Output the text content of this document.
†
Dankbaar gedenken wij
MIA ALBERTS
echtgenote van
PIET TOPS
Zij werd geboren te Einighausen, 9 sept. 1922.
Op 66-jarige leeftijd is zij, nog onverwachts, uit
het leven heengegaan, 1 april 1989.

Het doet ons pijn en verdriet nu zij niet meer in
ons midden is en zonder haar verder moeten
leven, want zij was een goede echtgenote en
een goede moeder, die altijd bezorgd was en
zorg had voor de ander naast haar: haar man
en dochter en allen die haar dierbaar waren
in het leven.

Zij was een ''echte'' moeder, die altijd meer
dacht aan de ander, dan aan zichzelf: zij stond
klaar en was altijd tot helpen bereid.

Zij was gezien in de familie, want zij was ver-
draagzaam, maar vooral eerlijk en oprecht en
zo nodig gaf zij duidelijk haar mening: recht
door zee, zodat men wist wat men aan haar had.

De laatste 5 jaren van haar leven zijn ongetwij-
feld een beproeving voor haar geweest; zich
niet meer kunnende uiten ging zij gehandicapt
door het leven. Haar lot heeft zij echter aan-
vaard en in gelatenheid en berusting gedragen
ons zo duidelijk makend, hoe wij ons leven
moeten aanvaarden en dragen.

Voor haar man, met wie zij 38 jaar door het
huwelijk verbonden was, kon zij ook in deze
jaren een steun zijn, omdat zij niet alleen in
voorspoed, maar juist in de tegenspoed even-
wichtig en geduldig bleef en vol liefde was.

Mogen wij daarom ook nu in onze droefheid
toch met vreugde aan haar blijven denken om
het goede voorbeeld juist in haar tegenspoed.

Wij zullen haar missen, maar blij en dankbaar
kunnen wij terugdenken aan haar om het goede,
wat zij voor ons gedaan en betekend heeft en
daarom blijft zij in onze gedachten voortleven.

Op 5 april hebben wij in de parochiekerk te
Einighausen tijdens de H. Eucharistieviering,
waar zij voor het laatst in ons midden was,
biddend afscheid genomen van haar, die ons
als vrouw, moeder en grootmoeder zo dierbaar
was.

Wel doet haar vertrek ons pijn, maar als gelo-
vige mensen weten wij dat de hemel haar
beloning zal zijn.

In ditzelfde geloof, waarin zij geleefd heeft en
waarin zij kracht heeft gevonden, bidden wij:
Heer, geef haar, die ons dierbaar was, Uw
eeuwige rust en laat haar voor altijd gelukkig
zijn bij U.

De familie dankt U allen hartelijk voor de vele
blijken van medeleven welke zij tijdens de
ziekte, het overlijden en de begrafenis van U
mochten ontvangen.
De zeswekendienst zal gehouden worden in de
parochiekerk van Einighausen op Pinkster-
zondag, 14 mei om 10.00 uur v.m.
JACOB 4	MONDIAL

########

**Brief:** Every record above must appear again in the answer, unchanged.

**Expected answer:**
Output the text content of this document.
†
Dankbaar gedenken wij
MIA ALBERTS
echtgenote van
PIET TOPS
Zij werd geboren te Einighausen, 9 sept. 1922.
Op 66-jarige leeftijd is zij, nog onverwachts, uit
het leven heengegaan, 1 april 1989.

Het doet ons pijn en verdriet nu zij niet meer in
ons midden is en zonder haar verder moeten
leven, want zij was een goede echtgenote en
een goede moeder, die altijd bezorgd was en
zorg had voor de ander naast haar: haar man
en dochter en allen die haar dierbaar waren
in het leven.

Zij was een ''echte'' moeder, die altijd meer
dacht aan de ander, dan aan zichzelf: zij stond
klaar en was altijd tot helpen bereid.

Zij was gezien in de familie, want zij was ver-
draagzaam, maar vooral eerlijk en oprecht en
zo nodig gaf zij duidelijk haar mening: recht
door zee, zodat men wist wat men aan haar had.

De laatste 5 jaren van haar leven zijn ongetwij-
feld een beproeving voor haar geweest; zich
niet meer kunnende uiten ging zij gehandicapt
door het leven. Haar lot heeft zij echter aan-
vaard en in gelatenheid en berusting gedragen
ons zo duidelijk makend, hoe wij ons leven
moeten aanvaarden en dragen.

Voor haar man, met wie zij 38 jaar door het
huwelijk verbonden was, kon zij ook in deze
jaren een steun zijn, omdat zij niet alleen in
voorspoed, maar juist in de tegenspoed even-
wichtig en geduldig bleef en vol liefde was.

Mogen wij daarom ook nu in onze droefheid
toch met vreugde aan haar blijven denken om
het goede voorbeeld juist in haar tegenspoed.

Wij zullen haar missen, maar blij en dankbaar
kunnen wij terugdenken aan haar om het goede,
wat zij voor ons gedaan en betekend heeft en
daarom blijft zij in onze gedachten voortleven.

Op 5 april hebben wij in de parochiekerk te
Einighausen tijdens de H. Eucharistieviering,
waar zij voor het laatst in ons midden was,
biddend afscheid genomen van haar, die ons
als vrouw, moeder en grootmoeder zo dierbaar
was.

Wel doet haar vertrek ons pijn, maar als gelo-
vige mensen weten wij dat de hemel haar
beloning zal zijn.

In ditzelfde geloof, waarin zij geleefd heeft en
waarin zij kracht heeft gevonden, bidden wij:
Heer, geef haar, die ons dierbaar was, Uw
eeuwige rust en laat haar voor altijd gelukkig
zijn bij U.

De familie dankt U allen hartelijk voor de vele
blijken van medeleven welke zij tijdens de
ziekte, het overlijden en de begrafenis van U
mochten ontvangen.
De zeswekendienst zal gehouden worden in de
parochiekerk van Einighausen op Pinkster-
zondag, 14 mei om 10.00 uur v.m.
JACOB 4	MONDIAL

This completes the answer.